▶ **Data listing**:

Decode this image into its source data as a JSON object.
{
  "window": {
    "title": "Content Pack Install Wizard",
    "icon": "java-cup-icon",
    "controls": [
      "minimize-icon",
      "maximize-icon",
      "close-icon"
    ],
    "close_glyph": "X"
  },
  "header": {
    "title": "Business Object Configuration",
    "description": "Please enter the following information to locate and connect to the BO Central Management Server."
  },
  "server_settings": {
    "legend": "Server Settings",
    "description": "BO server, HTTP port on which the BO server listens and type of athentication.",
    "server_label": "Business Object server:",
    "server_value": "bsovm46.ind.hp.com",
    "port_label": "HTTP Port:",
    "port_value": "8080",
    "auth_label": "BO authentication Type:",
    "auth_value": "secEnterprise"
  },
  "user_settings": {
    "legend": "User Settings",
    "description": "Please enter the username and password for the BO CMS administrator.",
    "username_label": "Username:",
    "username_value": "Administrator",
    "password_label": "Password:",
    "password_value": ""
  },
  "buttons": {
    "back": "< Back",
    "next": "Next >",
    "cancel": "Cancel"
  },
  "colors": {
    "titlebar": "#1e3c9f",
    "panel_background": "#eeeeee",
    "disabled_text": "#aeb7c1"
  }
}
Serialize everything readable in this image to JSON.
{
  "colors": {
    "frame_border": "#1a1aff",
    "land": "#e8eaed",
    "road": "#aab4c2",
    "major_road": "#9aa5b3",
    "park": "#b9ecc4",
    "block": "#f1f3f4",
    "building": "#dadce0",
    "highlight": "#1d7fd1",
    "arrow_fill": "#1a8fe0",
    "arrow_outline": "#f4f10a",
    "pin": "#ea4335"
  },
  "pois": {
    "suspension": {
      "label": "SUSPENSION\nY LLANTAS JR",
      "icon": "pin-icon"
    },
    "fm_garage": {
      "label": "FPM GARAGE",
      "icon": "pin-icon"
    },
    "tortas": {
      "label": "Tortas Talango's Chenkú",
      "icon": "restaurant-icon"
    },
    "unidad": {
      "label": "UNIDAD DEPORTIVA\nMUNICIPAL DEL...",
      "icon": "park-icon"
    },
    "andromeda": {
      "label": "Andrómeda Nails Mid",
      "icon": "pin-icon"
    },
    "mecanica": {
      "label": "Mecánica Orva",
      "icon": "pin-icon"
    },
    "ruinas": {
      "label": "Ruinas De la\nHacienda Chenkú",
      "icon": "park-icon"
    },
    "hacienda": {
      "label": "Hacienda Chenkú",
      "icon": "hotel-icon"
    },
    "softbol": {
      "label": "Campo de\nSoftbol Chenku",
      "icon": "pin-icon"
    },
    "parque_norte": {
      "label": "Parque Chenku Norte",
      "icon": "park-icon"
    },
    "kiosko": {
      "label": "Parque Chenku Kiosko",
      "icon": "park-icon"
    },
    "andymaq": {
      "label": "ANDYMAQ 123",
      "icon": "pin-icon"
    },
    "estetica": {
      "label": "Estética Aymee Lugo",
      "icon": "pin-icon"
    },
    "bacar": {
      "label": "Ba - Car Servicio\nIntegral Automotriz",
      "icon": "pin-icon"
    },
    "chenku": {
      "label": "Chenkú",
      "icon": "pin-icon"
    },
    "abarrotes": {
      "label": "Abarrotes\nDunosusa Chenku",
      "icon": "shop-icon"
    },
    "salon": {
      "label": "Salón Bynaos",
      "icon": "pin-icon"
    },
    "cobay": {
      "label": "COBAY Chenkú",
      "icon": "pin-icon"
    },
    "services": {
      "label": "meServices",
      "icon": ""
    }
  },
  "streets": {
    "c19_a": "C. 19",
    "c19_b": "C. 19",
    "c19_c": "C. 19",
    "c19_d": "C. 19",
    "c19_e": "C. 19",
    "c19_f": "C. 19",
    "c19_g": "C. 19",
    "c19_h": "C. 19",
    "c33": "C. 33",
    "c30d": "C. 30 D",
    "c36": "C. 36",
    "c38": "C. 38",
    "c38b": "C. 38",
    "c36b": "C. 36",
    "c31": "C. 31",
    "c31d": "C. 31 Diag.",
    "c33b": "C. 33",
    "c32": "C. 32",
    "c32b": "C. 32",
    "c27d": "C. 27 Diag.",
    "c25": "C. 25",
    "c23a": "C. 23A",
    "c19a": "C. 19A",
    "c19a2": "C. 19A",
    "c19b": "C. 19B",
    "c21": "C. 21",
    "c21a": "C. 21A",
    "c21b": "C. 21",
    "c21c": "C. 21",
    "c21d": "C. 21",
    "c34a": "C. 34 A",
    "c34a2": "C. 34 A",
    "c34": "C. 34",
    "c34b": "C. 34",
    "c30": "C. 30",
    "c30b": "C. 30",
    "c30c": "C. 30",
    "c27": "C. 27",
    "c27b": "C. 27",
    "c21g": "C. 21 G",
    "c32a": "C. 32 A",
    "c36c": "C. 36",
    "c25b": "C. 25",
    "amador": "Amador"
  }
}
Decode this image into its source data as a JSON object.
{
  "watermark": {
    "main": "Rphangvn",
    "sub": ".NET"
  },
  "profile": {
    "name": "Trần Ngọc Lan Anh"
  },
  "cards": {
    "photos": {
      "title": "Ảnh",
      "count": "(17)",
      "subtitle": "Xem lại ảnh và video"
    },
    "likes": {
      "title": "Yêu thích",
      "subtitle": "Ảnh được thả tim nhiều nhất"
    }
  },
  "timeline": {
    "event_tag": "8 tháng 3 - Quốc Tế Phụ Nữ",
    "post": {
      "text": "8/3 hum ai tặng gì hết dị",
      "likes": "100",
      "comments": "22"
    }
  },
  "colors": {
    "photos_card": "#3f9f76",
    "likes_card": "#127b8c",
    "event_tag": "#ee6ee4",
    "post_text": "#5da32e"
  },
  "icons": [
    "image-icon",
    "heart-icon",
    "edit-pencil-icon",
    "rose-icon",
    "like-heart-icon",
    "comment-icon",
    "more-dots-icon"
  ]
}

▶ **Task to carry out**: Output all of the data above without any alteration.

▶ **Response**:
Decode this image into its source data as a JSON object.
{
  "window": {
    "title": "Content Pack Install Wizard",
    "icon": "java-cup-icon",
    "controls": [
      "minimize-icon",
      "maximize-icon",
      "close-icon"
    ],
    "close_glyph": "X"
  },
  "header": {
    "title": "Business Object Configuration",
    "description": "Please enter the following information to locate and connect to the BO Central Management Server."
  },
  "server_settings": {
    "legend": "Server Settings",
    "description": "BO server, HTTP port on which the BO server listens and type of athentication.",
    "server_label": "Business Object server:",
    "server_value": "bsovm46.ind.hp.com",
    "port_label": "HTTP Port:",
    "port_value": "8080",
    "auth_label": "BO authentication Type:",
    "auth_value": "secEnterprise"
  },
  "user_settings": {
    "legend": "User Settings",
    "description": "Please enter the username and password for the BO CMS administrator.",
    "username_label": "Username:",
    "username_value": "Administrator",
    "password_label": "Password:",
    "password_value": ""
  },
  "buttons": {
    "back": "< Back",
    "next": "Next >",
    "cancel": "Cancel"
  },
  "colors": {
    "titlebar": "#1e3c9f",
    "panel_background": "#eeeeee",
    "disabled_text": "#aeb7c1"
  }
}
Serialize everything readable in this image to JSON.
{
  "colors": {
    "frame_border": "#1a1aff",
    "land": "#e8eaed",
    "road": "#aab4c2",
    "major_road": "#9aa5b3",
    "park": "#b9ecc4",
    "block": "#f1f3f4",
    "building": "#dadce0",
    "highlight": "#1d7fd1",
    "arrow_fill": "#1a8fe0",
    "arrow_outline": "#f4f10a",
    "pin": "#ea4335"
  },
  "pois": {
    "suspension": {
      "label": "SUSPENSION\nY LLANTAS JR",
      "icon": "pin-icon"
    },
    "fm_garage": {
      "label": "FPM GARAGE",
      "icon": "pin-icon"
    },
    "tortas": {
      "label": "Tortas Talango's Chenkú",
      "icon": "restaurant-icon"
    },
    "unidad": {
      "label": "UNIDAD DEPORTIVA\nMUNICIPAL DEL...",
      "icon": "park-icon"
    },
    "andromeda": {
      "label": "Andrómeda Nails Mid",
      "icon": "pin-icon"
    },
    "mecanica": {
      "label": "Mecánica Orva",
      "icon": "pin-icon"
    },
    "ruinas": {
      "label": "Ruinas De la\nHacienda Chenkú",
      "icon": "park-icon"
    },
    "hacienda": {
      "label": "Hacienda Chenkú",
      "icon": "hotel-icon"
    },
    "softbol": {
      "label": "Campo de\nSoftbol Chenku",
      "icon": "pin-icon"
    },
    "parque_norte": {
      "label": "Parque Chenku Norte",
      "icon": "park-icon"
    },
    "kiosko": {
      "label": "Parque Chenku Kiosko",
      "icon": "park-icon"
    },
    "andymaq": {
      "label": "ANDYMAQ 123",
      "icon": "pin-icon"
    },
    "estetica": {
      "label": "Estética Aymee Lugo",
      "icon": "pin-icon"
    },
    "bacar": {
      "label": "Ba - Car Servicio\nIntegral Automotriz",
      "icon": "pin-icon"
    },
    "chenku": {
      "label": "Chenkú",
      "icon": "pin-icon"
    },
    "abarrotes": {
      "label": "Abarrotes\nDunosusa Chenku",
      "icon": "shop-icon"
    },
    "salon": {
      "label": "Salón Bynaos",
      "icon": "pin-icon"
    },
    "cobay": {
      "label": "COBAY Chenkú",
      "icon": "pin-icon"
    },
    "services": {
      "label": "meServices",
      "icon": ""
    }
  },
  "streets": {
    "c19_a": "C. 19",
    "c19_b": "C. 19",
    "c19_c": "C. 19",
    "c19_d": "C. 19",
    "c19_e": "C. 19",
    "c19_f": "C. 19",
    "c19_g": "C. 19",
    "c19_h": "C. 19",
    "c33": "C. 33",
    "c30d": "C. 30 D",
    "c36": "C. 36",
    "c38": "C. 38",
    "c38b": "C. 38",
    "c36b": "C. 36",
    "c31": "C. 31",
    "c31d": "C. 31 Diag.",
    "c33b": "C. 33",
    "c32": "C. 32",
    "c32b": "C. 32",
    "c27d": "C. 27 Diag.",
    "c25": "C. 25",
    "c23a": "C. 23A",
    "c19a": "C. 19A",
    "c19a2": "C. 19A",
    "c19b": "C. 19B",
    "c21": "C. 21",
    "c21a": "C. 21A",
    "c21b": "C. 21",
    "c21c": "C. 21",
    "c21d": "C. 21",
    "c34a": "C. 34 A",
    "c34a2": "C. 34 A",
    "c34": "C. 34",
    "c34b": "C. 34",
    "c30": "C. 30",
    "c30b": "C. 30",
    "c30c": "C. 30",
    "c27": "C. 27",
    "c27b": "C. 27",
    "c21g": "C. 21 G",
    "c32a": "C. 32 A",
    "c36c": "C. 36",
    "c25b": "C. 25",
    "amador": "Amador"
  }
}
Decode this image into its source data as a JSON object.
{
  "watermark": {
    "main": "Rphangvn",
    "sub": ".NET"
  },
  "profile": {
    "name": "Trần Ngọc Lan Anh"
  },
  "cards": {
    "photos": {
      "title": "Ảnh",
      "count": "(17)",
      "subtitle": "Xem lại ảnh và video"
    },
    "likes": {
      "title": "Yêu thích",
      "subtitle": "Ảnh được thả tim nhiều nhất"
    }
  },
  "timeline": {
    "event_tag": "8 tháng 3 - Quốc Tế Phụ Nữ",
    "post": {
      "text": "8/3 hum ai tặng gì hết dị",
      "likes": "100",
      "comments": "22"
    }
  },
  "colors": {
    "photos_card": "#3f9f76",
    "likes_card": "#127b8c",
    "event_tag": "#ee6ee4",
    "post_text": "#5da32e"
  },
  "icons": [
    "image-icon",
    "heart-icon",
    "edit-pencil-icon",
    "rose-icon",
    "like-heart-icon",
    "comment-icon",
    "more-dots-icon"
  ]
}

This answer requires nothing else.